Review the material line by line. Identify and copy every line that contains the string "Brown".
+++ Recorded information +++
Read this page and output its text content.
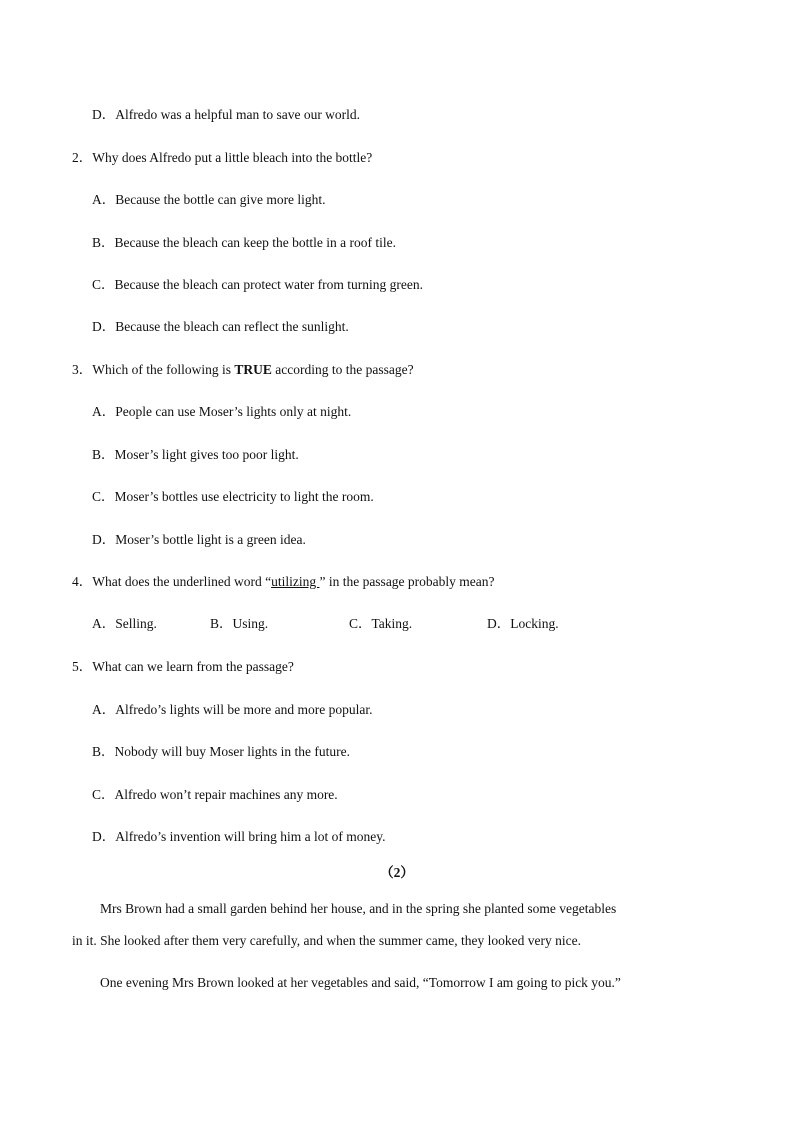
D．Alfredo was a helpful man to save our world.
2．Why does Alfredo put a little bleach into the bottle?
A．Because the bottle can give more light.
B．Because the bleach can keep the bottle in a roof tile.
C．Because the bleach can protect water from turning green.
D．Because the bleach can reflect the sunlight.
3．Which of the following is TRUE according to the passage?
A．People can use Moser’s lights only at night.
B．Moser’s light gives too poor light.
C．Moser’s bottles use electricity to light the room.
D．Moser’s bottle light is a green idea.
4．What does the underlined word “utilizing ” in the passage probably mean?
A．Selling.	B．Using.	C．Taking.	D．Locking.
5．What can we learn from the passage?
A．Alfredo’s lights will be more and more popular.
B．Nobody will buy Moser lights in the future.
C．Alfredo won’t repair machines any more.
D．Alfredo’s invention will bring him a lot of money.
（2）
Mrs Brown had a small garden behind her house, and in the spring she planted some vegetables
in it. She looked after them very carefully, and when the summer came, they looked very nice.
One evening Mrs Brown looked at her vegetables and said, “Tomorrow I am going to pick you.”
+++
+++ Recorded information +++
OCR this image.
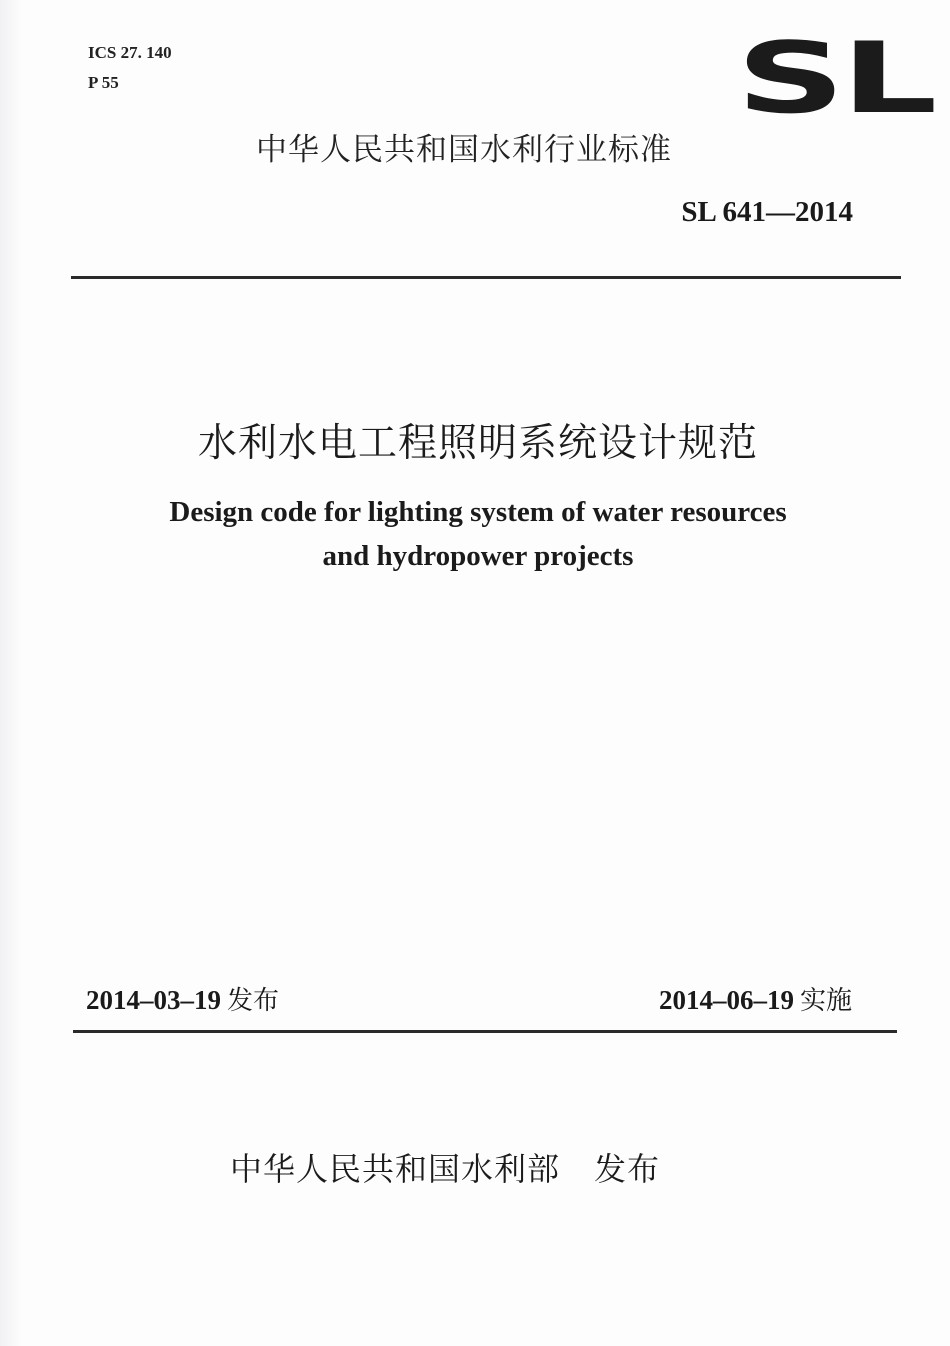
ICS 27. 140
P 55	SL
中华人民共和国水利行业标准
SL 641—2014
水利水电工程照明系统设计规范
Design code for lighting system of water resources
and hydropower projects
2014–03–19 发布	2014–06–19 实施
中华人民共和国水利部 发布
+++
** Result below **
Mrs Brown had a small garden behind her house, and in the spring she planted some vegetables
One evening Mrs Brown looked at her vegetables and said, “Tomorrow I am going to pick you.”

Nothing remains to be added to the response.